**What is expected**
Return all lines from the listing below in which the string "text" occurs.
--- BEGIN Provided records ---
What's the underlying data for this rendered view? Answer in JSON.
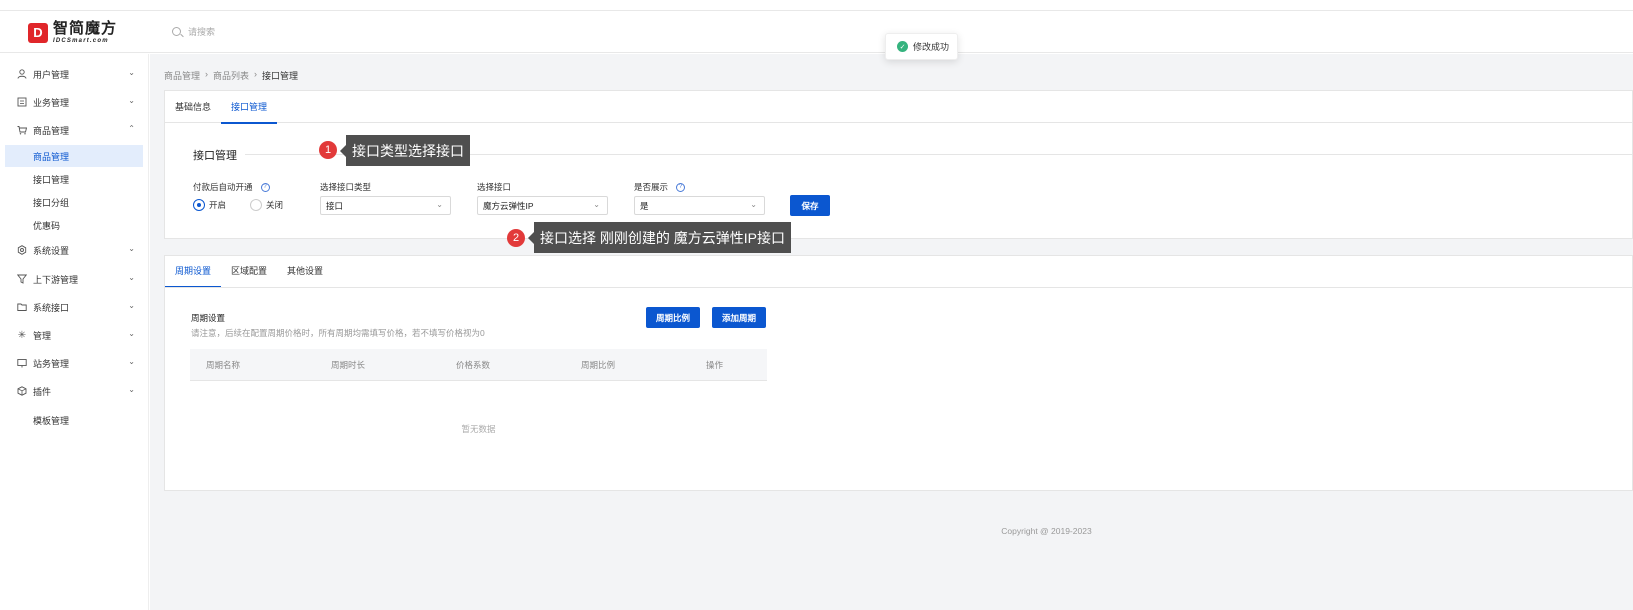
{
  "logo": {
    "mark": "D",
    "main": "智简魔方",
    "sub": "IDCSmart.com"
  },
  "search": {
    "placeholder": "请搜索"
  },
  "toast": {
    "text": "修改成功"
  },
  "sidebar": {
    "items": [
      {
        "label": "用户管理",
        "icon": "user-icon"
      },
      {
        "label": "业务管理",
        "icon": "document-icon"
      },
      {
        "label": "商品管理",
        "icon": "cart-icon",
        "expanded": true
      },
      {
        "label": "系统设置",
        "icon": "gear-icon"
      },
      {
        "label": "上下游管理",
        "icon": "filter-icon"
      },
      {
        "label": "系统接口",
        "icon": "folder-icon"
      },
      {
        "label": "管理",
        "icon": "sparkle-icon"
      },
      {
        "label": "站务管理",
        "icon": "station-icon"
      },
      {
        "label": "插件",
        "icon": "box-icon"
      },
      {
        "label": "模板管理",
        "icon": ""
      }
    ],
    "sub_items": [
      {
        "label": "商品管理",
        "active": true
      },
      {
        "label": "接口管理"
      },
      {
        "label": "接口分组"
      },
      {
        "label": "优惠码"
      }
    ]
  },
  "breadcrumb": {
    "level1": "商品管理",
    "level2": "商品列表",
    "current": "接口管理",
    "sep": "›"
  },
  "top_tabs": [
    {
      "label": "基础信息"
    },
    {
      "label": "接口管理",
      "active": true
    }
  ],
  "interface_section": {
    "title": "接口管理",
    "auto_open_label": "付款后自动开通",
    "radio_on": "开启",
    "radio_off": "关闭",
    "type_label": "选择接口类型",
    "type_value": "接口",
    "interface_label": "选择接口",
    "interface_value": "魔方云弹性IP",
    "show_label": "是否展示",
    "show_value": "是",
    "save_label": "保存"
  },
  "bottom_tabs": [
    {
      "label": "周期设置",
      "active": true
    },
    {
      "label": "区域配置"
    },
    {
      "label": "其他设置"
    }
  ],
  "cycle": {
    "title": "周期设置",
    "desc": "请注意，后续在配置周期价格时，所有周期均需填写价格，若不填写价格视为0",
    "ratio_button": "周期比例",
    "add_button": "添加周期",
    "columns": [
      "周期名称",
      "周期时长",
      "价格系数",
      "周期比例",
      "操作"
    ],
    "empty": "暂无数据"
  },
  "copyright": "Copyright @ 2019-2023",
  "annotations": [
    {
      "num": "1",
      "text": "接口类型选择接口"
    },
    {
      "num": "2",
      "text": "接口选择 刚刚创建的 魔方云弹性IP接口"
    }
  ],
  "colors": {
    "primary": "#0b57d0",
    "brand": "#e0262a",
    "success": "#35b37e",
    "annotation": "#e23a3a"
  }
}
--- END Provided records ---
**Expected output**
    "text": "修改成功"
      "text": "接口类型选择接口"
      "text": "接口选择 刚刚创建的 魔方云弹性IP接口"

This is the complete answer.